— start of Source records —

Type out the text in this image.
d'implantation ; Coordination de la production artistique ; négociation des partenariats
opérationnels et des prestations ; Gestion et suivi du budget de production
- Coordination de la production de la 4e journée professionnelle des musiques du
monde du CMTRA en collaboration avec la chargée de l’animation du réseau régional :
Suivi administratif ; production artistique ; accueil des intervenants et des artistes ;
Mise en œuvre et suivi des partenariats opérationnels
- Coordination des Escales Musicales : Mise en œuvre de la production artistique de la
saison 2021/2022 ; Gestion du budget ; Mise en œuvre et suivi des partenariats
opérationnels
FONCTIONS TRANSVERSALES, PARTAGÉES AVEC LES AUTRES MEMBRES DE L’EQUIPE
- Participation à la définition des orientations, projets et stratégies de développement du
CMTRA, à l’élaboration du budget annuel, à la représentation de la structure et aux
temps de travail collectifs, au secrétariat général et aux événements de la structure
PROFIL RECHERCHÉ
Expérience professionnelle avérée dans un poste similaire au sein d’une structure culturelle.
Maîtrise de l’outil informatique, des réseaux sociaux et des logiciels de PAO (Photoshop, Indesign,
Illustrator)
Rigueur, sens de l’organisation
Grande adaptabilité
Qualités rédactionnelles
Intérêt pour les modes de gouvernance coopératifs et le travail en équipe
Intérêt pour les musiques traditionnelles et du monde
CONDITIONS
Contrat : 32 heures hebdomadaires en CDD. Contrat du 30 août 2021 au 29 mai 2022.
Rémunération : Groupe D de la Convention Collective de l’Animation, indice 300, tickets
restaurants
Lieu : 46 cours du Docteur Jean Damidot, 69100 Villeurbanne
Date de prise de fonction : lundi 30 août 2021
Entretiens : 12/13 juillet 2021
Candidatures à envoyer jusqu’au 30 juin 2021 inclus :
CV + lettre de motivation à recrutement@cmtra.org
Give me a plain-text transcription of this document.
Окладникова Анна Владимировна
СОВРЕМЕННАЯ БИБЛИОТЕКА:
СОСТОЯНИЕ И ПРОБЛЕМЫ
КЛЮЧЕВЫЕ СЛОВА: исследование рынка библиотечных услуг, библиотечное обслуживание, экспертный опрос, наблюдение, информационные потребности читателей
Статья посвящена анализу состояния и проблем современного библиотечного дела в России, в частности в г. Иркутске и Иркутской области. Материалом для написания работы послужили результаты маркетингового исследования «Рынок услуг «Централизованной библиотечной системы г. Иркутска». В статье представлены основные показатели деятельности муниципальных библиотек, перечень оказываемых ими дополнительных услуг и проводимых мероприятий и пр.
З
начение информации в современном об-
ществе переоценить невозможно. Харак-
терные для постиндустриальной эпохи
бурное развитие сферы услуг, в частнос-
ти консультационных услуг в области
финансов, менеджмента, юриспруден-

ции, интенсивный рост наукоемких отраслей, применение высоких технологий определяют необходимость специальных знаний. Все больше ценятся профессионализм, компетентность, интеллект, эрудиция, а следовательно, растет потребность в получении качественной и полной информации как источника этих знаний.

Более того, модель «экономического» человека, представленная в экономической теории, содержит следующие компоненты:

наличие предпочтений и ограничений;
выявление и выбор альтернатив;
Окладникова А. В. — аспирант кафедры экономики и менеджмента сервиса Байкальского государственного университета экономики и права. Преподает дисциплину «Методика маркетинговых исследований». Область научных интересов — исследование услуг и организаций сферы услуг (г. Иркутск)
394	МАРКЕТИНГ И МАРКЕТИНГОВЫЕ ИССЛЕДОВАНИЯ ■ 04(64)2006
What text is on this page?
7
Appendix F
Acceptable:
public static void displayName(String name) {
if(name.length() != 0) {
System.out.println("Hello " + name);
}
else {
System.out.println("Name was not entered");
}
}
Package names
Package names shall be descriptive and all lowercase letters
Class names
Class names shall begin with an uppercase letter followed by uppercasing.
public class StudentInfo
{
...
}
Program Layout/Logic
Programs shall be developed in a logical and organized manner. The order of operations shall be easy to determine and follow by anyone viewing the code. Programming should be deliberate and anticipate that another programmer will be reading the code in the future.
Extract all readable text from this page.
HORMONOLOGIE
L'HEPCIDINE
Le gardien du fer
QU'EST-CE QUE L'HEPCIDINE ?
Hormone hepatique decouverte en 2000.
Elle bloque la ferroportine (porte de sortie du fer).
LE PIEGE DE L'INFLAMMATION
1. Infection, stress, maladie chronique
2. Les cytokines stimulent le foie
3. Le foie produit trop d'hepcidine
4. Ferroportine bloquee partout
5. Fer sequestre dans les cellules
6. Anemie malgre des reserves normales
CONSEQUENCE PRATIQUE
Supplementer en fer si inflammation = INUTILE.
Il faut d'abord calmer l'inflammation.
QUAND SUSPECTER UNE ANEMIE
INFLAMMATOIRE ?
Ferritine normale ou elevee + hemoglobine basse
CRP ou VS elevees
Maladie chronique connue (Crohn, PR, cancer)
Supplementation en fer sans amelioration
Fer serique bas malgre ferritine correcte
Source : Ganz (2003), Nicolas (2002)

— end of Source records —

=== Objective ===
Please quote the records above exactly, without skipping a line.

=== Completed exercise ===
Type out the text in this image.
d'implantation ; Coordination de la production artistique ; négociation des partenariats
opérationnels et des prestations ; Gestion et suivi du budget de production
- Coordination de la production de la 4e journée professionnelle des musiques du
monde du CMTRA en collaboration avec la chargée de l’animation du réseau régional :
Suivi administratif ; production artistique ; accueil des intervenants et des artistes ;
Mise en œuvre et suivi des partenariats opérationnels
- Coordination des Escales Musicales : Mise en œuvre de la production artistique de la
saison 2021/2022 ; Gestion du budget ; Mise en œuvre et suivi des partenariats
opérationnels
FONCTIONS TRANSVERSALES, PARTAGÉES AVEC LES AUTRES MEMBRES DE L’EQUIPE
- Participation à la définition des orientations, projets et stratégies de développement du
CMTRA, à l’élaboration du budget annuel, à la représentation de la structure et aux
temps de travail collectifs, au secrétariat général et aux événements de la structure
PROFIL RECHERCHÉ
Expérience professionnelle avérée dans un poste similaire au sein d’une structure culturelle.
Maîtrise de l’outil informatique, des réseaux sociaux et des logiciels de PAO (Photoshop, Indesign,
Illustrator)
Rigueur, sens de l’organisation
Grande adaptabilité
Qualités rédactionnelles
Intérêt pour les modes de gouvernance coopératifs et le travail en équipe
Intérêt pour les musiques traditionnelles et du monde
CONDITIONS
Contrat : 32 heures hebdomadaires en CDD. Contrat du 30 août 2021 au 29 mai 2022.
Rémunération : Groupe D de la Convention Collective de l’Animation, indice 300, tickets
restaurants
Lieu : 46 cours du Docteur Jean Damidot, 69100 Villeurbanne
Date de prise de fonction : lundi 30 août 2021
Entretiens : 12/13 juillet 2021
Candidatures à envoyer jusqu’au 30 juin 2021 inclus :
CV + lettre de motivation à recrutement@cmtra.org
Give me a plain-text transcription of this document.
Окладникова Анна Владимировна
СОВРЕМЕННАЯ БИБЛИОТЕКА:
СОСТОЯНИЕ И ПРОБЛЕМЫ
КЛЮЧЕВЫЕ СЛОВА: исследование рынка библиотечных услуг, библиотечное обслуживание, экспертный опрос, наблюдение, информационные потребности читателей
Статья посвящена анализу состояния и проблем современного библиотечного дела в России, в частности в г. Иркутске и Иркутской области. Материалом для написания работы послужили результаты маркетингового исследования «Рынок услуг «Централизованной библиотечной системы г. Иркутска». В статье представлены основные показатели деятельности муниципальных библиотек, перечень оказываемых ими дополнительных услуг и проводимых мероприятий и пр.
З
начение информации в современном об-
ществе переоценить невозможно. Харак-
терные для постиндустриальной эпохи
бурное развитие сферы услуг, в частнос-
ти консультационных услуг в области
финансов, менеджмента, юриспруден-

ции, интенсивный рост наукоемких отраслей, применение высоких технологий определяют необходимость специальных знаний. Все больше ценятся профессионализм, компетентность, интеллект, эрудиция, а следовательно, растет потребность в получении качественной и полной информации как источника этих знаний.

Более того, модель «экономического» человека, представленная в экономической теории, содержит следующие компоненты:

наличие предпочтений и ограничений;
выявление и выбор альтернатив;
Окладникова А. В. — аспирант кафедры экономики и менеджмента сервиса Байкальского государственного университета экономики и права. Преподает дисциплину «Методика маркетинговых исследований». Область научных интересов — исследование услуг и организаций сферы услуг (г. Иркутск)
394	МАРКЕТИНГ И МАРКЕТИНГОВЫЕ ИССЛЕДОВАНИЯ ■ 04(64)2006
What text is on this page?
7
Appendix F
Acceptable:
public static void displayName(String name) {
if(name.length() != 0) {
System.out.println("Hello " + name);
}
else {
System.out.println("Name was not entered");
}
}
Package names
Package names shall be descriptive and all lowercase letters
Class names
Class names shall begin with an uppercase letter followed by uppercasing.
public class StudentInfo
{
...
}
Program Layout/Logic
Programs shall be developed in a logical and organized manner. The order of operations shall be easy to determine and follow by anyone viewing the code. Programming should be deliberate and anticipate that another programmer will be reading the code in the future.
Extract all readable text from this page.
HORMONOLOGIE
L'HEPCIDINE
Le gardien du fer
QU'EST-CE QUE L'HEPCIDINE ?
Hormone hepatique decouverte en 2000.
Elle bloque la ferroportine (porte de sortie du fer).
LE PIEGE DE L'INFLAMMATION
1. Infection, stress, maladie chronique
2. Les cytokines stimulent le foie
3. Le foie produit trop d'hepcidine
4. Ferroportine bloquee partout
5. Fer sequestre dans les cellules
6. Anemie malgre des reserves normales
CONSEQUENCE PRATIQUE
Supplementer en fer si inflammation = INUTILE.
Il faut d'abord calmer l'inflammation.
QUAND SUSPECTER UNE ANEMIE
INFLAMMATOIRE ?
Ferritine normale ou elevee + hemoglobine basse
CRP ou VS elevees
Maladie chronique connue (Crohn, PR, cancer)
Supplementation en fer sans amelioration
Fer serique bas malgre ferritine correcte
Source : Ganz (2003), Nicolas (2002)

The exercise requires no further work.